### Given information
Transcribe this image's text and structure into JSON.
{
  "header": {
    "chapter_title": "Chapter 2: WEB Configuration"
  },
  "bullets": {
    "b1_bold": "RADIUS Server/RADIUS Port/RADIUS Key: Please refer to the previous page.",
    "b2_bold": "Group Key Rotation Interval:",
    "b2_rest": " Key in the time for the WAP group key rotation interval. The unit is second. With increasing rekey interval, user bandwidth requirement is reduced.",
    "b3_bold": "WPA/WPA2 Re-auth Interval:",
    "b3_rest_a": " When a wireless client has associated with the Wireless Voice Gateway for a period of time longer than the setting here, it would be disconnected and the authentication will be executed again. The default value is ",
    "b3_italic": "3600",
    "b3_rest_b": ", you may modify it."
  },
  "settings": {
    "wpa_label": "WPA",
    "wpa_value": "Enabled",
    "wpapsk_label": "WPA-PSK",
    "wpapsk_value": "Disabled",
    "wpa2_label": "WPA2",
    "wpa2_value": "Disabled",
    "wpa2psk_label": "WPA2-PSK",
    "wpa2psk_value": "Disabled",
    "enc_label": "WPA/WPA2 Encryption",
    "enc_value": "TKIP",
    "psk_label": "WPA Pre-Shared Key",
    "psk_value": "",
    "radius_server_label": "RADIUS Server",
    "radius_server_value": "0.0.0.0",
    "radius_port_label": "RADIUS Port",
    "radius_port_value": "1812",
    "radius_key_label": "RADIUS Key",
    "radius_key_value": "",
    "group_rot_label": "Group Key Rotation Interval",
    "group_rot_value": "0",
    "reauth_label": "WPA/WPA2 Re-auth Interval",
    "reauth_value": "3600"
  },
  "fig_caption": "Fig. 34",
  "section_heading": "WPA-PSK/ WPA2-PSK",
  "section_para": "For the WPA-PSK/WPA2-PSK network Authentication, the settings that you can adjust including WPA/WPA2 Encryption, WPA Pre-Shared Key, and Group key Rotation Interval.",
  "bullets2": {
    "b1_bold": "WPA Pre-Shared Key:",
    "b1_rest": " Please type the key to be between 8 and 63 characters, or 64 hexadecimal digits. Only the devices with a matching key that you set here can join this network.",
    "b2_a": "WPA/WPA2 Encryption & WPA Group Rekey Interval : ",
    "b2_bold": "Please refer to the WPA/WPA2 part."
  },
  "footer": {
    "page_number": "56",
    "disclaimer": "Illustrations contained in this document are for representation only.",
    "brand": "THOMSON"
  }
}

### Given request
Restate the whole listing exactly.

### Answer to the problem
Transcribe this image's text and structure into JSON.
{
  "header": {
    "chapter_title": "Chapter 2: WEB Configuration"
  },
  "bullets": {
    "b1_bold": "RADIUS Server/RADIUS Port/RADIUS Key: Please refer to the previous page.",
    "b2_bold": "Group Key Rotation Interval:",
    "b2_rest": " Key in the time for the WAP group key rotation interval. The unit is second. With increasing rekey interval, user bandwidth requirement is reduced.",
    "b3_bold": "WPA/WPA2 Re-auth Interval:",
    "b3_rest_a": " When a wireless client has associated with the Wireless Voice Gateway for a period of time longer than the setting here, it would be disconnected and the authentication will be executed again. The default value is ",
    "b3_italic": "3600",
    "b3_rest_b": ", you may modify it."
  },
  "settings": {
    "wpa_label": "WPA",
    "wpa_value": "Enabled",
    "wpapsk_label": "WPA-PSK",
    "wpapsk_value": "Disabled",
    "wpa2_label": "WPA2",
    "wpa2_value": "Disabled",
    "wpa2psk_label": "WPA2-PSK",
    "wpa2psk_value": "Disabled",
    "enc_label": "WPA/WPA2 Encryption",
    "enc_value": "TKIP",
    "psk_label": "WPA Pre-Shared Key",
    "psk_value": "",
    "radius_server_label": "RADIUS Server",
    "radius_server_value": "0.0.0.0",
    "radius_port_label": "RADIUS Port",
    "radius_port_value": "1812",
    "radius_key_label": "RADIUS Key",
    "radius_key_value": "",
    "group_rot_label": "Group Key Rotation Interval",
    "group_rot_value": "0",
    "reauth_label": "WPA/WPA2 Re-auth Interval",
    "reauth_value": "3600"
  },
  "fig_caption": "Fig. 34",
  "section_heading": "WPA-PSK/ WPA2-PSK",
  "section_para": "For the WPA-PSK/WPA2-PSK network Authentication, the settings that you can adjust including WPA/WPA2 Encryption, WPA Pre-Shared Key, and Group key Rotation Interval.",
  "bullets2": {
    "b1_bold": "WPA Pre-Shared Key:",
    "b1_rest": " Please type the key to be between 8 and 63 characters, or 64 hexadecimal digits. Only the devices with a matching key that you set here can join this network.",
    "b2_a": "WPA/WPA2 Encryption & WPA Group Rekey Interval : ",
    "b2_bold": "Please refer to the WPA/WPA2 part."
  },
  "footer": {
    "page_number": "56",
    "disclaimer": "Illustrations contained in this document are for representation only.",
    "brand": "THOMSON"
  }
}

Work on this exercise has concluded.